Data records

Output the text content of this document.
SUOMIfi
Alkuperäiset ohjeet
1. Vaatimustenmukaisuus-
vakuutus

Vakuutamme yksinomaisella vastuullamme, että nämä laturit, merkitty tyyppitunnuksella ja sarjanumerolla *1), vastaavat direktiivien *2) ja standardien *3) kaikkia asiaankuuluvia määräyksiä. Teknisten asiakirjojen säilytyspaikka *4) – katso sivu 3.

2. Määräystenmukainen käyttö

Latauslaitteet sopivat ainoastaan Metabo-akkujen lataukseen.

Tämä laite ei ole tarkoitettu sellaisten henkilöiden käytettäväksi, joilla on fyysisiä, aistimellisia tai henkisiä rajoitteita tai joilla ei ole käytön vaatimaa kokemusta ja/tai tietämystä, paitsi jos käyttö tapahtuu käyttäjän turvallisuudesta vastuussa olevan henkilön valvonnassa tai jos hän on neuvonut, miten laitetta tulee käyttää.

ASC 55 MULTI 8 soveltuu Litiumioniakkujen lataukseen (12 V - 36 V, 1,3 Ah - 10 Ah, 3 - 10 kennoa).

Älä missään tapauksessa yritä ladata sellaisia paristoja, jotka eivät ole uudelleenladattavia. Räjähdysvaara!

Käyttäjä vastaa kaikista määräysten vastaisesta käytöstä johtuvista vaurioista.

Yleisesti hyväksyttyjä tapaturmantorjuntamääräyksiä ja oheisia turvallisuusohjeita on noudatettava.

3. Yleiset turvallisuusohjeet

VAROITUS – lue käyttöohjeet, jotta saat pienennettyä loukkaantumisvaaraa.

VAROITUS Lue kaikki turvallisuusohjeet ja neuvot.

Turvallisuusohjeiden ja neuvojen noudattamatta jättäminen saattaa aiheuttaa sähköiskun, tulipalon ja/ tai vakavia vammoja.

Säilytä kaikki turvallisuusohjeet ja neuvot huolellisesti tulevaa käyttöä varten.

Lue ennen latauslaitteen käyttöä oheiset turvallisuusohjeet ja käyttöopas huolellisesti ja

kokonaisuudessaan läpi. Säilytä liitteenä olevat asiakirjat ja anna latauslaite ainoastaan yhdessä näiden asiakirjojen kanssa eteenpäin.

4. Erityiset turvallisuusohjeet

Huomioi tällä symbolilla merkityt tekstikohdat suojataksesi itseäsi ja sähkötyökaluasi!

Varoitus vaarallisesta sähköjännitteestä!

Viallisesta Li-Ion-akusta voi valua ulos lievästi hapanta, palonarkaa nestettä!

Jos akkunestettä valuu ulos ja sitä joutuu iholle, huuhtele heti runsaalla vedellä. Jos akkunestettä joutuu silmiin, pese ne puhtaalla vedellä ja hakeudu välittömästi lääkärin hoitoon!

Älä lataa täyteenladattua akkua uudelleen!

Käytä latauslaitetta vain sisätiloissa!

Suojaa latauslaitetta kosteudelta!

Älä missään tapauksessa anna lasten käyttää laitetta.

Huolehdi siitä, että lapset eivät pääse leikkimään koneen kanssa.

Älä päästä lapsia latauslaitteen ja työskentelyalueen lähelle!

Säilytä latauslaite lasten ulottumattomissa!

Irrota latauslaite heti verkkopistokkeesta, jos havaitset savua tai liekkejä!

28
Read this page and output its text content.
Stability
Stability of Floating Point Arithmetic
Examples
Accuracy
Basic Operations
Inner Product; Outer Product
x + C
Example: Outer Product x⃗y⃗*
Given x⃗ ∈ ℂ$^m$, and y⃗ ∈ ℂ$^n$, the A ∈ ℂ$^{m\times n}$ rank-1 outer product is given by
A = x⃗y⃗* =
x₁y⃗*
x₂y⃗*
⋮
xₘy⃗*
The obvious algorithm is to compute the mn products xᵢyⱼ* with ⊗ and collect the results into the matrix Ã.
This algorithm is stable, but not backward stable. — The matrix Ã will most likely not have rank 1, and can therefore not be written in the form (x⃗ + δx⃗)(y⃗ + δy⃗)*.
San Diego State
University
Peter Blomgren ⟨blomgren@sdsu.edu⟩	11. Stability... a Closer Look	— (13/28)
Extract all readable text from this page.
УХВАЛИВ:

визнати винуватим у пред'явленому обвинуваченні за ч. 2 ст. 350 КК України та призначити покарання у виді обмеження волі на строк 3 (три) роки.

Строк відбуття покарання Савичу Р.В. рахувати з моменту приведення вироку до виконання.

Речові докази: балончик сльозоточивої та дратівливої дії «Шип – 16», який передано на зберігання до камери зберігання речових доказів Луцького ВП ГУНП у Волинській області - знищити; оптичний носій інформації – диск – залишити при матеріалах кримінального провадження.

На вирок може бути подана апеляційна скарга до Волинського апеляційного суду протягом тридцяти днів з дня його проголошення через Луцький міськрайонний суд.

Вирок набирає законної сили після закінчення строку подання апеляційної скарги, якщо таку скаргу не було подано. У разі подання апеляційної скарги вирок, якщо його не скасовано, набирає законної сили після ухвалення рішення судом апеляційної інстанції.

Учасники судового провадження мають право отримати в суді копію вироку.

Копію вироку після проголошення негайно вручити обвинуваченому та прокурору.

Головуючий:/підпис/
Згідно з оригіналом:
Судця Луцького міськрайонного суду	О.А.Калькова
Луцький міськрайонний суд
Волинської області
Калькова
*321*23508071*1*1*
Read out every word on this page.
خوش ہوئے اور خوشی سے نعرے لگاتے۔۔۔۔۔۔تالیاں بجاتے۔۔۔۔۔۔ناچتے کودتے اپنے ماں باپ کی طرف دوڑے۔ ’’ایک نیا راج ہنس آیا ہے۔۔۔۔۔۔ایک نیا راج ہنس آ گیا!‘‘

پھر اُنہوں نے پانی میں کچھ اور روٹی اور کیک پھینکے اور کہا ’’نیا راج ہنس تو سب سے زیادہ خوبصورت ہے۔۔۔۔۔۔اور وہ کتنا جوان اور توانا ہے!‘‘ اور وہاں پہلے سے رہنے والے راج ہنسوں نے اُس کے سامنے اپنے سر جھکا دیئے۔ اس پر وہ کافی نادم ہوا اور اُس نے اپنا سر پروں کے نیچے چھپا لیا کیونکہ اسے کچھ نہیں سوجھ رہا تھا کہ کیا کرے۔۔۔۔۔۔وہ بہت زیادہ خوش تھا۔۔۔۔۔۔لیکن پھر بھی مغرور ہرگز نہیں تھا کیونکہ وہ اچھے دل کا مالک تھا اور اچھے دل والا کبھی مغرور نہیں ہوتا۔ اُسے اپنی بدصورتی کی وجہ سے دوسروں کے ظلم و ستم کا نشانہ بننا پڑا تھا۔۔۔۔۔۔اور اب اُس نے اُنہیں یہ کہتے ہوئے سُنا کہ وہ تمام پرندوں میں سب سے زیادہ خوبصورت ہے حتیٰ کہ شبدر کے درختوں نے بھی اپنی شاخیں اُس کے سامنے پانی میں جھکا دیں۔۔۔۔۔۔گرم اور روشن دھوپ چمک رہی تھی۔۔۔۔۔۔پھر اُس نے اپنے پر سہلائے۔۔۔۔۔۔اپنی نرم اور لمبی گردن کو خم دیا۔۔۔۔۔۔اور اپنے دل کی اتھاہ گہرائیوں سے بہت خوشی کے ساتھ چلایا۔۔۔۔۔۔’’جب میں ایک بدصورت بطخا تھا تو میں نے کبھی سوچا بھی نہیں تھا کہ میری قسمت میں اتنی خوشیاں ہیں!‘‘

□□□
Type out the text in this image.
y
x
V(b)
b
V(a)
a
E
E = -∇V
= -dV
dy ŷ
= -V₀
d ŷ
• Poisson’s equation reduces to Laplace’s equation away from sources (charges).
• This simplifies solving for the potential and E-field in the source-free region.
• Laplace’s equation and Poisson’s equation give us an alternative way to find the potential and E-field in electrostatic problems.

- The problem
Go through the listing above and pull out each line containing the word "turvallisuusohjeet".

- Worked answer
3. Yleiset turvallisuusohjeet
VAROITUS Lue kaikki turvallisuusohjeet ja neuvot.
Säilytä kaikki turvallisuusohjeet ja neuvot huolellisesti tulevaa käyttöä varten.
Lue ennen latauslaitteen käyttöä oheiset turvallisuusohjeet ja käyttöopas huolellisesti ja
4. Erityiset turvallisuusohjeet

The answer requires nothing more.